◆ **Extract**
Scoring System

Multi-Signal Approach

PRSense combines three independent signals to detect duplicate PRs:

Text Similarity (title + description)
Diff Similarity (code changes)
File Overlap (modified files)

Scoring Formula

final_score = w₁ · text_sim + w₂ · diff_sim + w₃ · file_sim

Default Weights

w₁ = 0.45  (text)
w₂ = 0.35  (diff)
w₃ = 0.20  (files)

Rationale

Text Weight (45%)

Captures intent: Same bug description = likely duplicate
Language-agnostic: Works across all repos
Early signal: Available before code is written

Diff Weight (35%)

Captures implementation: Similar code changes
High precision: Exact matches are strong signals
Language-specific: Better for detecting copy-paste

File Weight (20%)

Captures structure: Same files modified
Fast to compute: No ML needed
Hard signal: Same files + high text sim = very likely duplicate

Signal 1: Text Similarity

Input

text = title + "\n" + description

Method

Cosine similarity of embeddings:

text_sim = cosine(embed(text₁), embed(text₂))

◆ **Data extract**
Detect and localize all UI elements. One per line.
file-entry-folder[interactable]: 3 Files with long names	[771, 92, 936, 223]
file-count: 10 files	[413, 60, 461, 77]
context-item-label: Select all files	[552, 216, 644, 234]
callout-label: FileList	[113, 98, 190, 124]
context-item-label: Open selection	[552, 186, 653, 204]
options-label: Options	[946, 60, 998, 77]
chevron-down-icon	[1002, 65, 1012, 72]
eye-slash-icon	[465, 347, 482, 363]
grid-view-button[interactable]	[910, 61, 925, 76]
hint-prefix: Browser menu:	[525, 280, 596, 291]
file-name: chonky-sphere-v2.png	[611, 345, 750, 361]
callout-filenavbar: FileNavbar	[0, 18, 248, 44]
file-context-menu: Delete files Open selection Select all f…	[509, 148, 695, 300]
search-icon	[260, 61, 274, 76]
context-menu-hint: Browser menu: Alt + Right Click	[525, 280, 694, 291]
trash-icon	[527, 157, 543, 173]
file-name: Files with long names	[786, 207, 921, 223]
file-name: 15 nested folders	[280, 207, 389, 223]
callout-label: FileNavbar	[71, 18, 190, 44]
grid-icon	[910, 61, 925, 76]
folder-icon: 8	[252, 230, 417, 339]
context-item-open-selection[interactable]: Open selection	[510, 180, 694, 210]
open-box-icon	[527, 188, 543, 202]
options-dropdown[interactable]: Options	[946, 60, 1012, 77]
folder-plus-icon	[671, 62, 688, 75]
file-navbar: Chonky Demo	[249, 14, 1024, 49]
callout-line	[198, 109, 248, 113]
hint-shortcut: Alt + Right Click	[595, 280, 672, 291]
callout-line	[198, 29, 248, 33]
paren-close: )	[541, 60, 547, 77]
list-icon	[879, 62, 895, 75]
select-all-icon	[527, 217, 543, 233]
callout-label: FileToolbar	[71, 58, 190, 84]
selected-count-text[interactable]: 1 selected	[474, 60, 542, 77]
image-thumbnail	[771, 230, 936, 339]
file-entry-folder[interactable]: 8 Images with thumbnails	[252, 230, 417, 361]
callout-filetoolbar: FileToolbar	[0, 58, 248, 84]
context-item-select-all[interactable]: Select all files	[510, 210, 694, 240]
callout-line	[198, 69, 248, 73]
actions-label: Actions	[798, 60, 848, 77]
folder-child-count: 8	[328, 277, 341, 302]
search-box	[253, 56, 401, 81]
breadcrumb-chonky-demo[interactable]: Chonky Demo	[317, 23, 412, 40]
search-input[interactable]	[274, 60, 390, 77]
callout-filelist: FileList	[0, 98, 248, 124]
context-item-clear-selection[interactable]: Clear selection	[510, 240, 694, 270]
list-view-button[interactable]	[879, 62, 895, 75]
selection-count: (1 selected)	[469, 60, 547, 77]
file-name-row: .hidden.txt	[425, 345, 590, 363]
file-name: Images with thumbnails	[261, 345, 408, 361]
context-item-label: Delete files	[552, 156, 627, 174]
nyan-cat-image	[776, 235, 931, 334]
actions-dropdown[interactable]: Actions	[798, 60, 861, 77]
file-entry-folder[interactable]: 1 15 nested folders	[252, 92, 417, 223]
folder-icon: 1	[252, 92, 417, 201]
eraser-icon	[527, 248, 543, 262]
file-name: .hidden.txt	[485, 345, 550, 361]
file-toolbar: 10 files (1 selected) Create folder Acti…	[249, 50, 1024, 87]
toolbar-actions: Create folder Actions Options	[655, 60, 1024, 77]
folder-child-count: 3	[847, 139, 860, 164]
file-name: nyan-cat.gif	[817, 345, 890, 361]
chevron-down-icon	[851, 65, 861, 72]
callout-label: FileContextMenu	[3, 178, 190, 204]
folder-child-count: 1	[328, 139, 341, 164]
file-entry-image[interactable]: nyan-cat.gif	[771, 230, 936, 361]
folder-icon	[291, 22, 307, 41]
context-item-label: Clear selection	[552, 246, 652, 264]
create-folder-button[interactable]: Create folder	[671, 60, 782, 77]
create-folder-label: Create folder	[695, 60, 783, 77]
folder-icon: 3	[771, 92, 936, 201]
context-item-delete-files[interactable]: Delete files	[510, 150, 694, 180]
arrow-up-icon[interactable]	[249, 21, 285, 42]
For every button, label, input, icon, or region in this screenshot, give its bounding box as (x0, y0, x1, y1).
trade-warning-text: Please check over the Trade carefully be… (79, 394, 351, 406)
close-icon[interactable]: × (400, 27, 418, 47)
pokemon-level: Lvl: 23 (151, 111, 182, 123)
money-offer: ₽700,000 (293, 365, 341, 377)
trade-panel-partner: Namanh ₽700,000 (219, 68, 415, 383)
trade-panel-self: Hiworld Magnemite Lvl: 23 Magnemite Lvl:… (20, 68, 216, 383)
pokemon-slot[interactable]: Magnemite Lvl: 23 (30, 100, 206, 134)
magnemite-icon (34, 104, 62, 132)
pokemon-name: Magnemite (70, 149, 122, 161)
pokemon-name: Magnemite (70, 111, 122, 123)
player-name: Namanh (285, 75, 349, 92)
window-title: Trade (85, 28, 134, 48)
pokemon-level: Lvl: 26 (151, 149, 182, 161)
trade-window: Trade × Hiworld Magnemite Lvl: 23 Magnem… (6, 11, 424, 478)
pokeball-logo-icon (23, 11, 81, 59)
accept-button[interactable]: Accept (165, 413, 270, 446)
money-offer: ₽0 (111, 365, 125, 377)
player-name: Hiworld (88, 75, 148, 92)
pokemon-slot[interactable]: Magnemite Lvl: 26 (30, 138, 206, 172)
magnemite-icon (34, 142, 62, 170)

◆ **Problems to work on**
1. Copy the records again, from their first line up to and including the line that contains "60, 1012, 77]".
2. Carry on the write-up about scoring duplicate pull requests from the point where it stops.
The text has nothing to do with the records.

◆ **Task-by-task results**
1.
Detect and localize all UI elements. One per line.
file-entry-folder[interactable]: 3 Files with long names	[771, 92, 936, 223]
file-count: 10 files	[413, 60, 461, 77]
context-item-label: Select all files	[552, 216, 644, 234]
callout-label: FileList	[113, 98, 190, 124]
context-item-label: Open selection	[552, 186, 653, 204]
options-label: Options	[946, 60, 998, 77]
chevron-down-icon	[1002, 65, 1012, 72]
eye-slash-icon	[465, 347, 482, 363]
grid-view-button[interactable]	[910, 61, 925, 76]
hint-prefix: Browser menu:	[525, 280, 596, 291]
file-name: chonky-sphere-v2.png	[611, 345, 750, 361]
callout-filenavbar: FileNavbar	[0, 18, 248, 44]
file-context-menu: Delete files Open selection Select all f…	[509, 148, 695, 300]
search-icon	[260, 61, 274, 76]
context-menu-hint: Browser menu: Alt + Right Click	[525, 280, 694, 291]
trash-icon	[527, 157, 543, 173]
file-name: Files with long names	[786, 207, 921, 223]
file-name: 15 nested folders	[280, 207, 389, 223]
callout-label: FileNavbar	[71, 18, 190, 44]
grid-icon	[910, 61, 925, 76]
folder-icon: 8	[252, 230, 417, 339]
context-item-open-selection[interactable]: Open selection	[510, 180, 694, 210]
open-box-icon	[527, 188, 543, 202]
options-dropdown[interactable]: Options	[946, 60, 1012, 77]

2.
Example

PR #1: "Fix login bug when password is empty"
PR #2: "Resolve authentication issue with blank passwords"

// Same intent, different wording
text_sim = 0.87  // High similarity

Edge Cases

Empty description: Use title only
Very long text: Truncate to 512 tokens
Non-English: Use multilingual embeddings

Signal 2: Diff Similarity

Input

diff --git a/auth/login.ts b/auth/login.ts
@@ -10,7 +10,7 @@
function login(password: string) {
-  if (password) {
+  if (password && password.length > 0) {
     authenticate()
   }
}

Method

Cosine similarity of diff embeddings:

diff_sim = cosine(embed(diff₁), embed(diff₂))

Preprocessing

Remove whitespace-only changes
Normalize variable names
Focus on structural changes

Example

// Similar fix, different variable names
diff1: "if (password) → if (password && password.length > 0)"
diff2: "if (pwd) → if (pwd && pwd.length > 0)"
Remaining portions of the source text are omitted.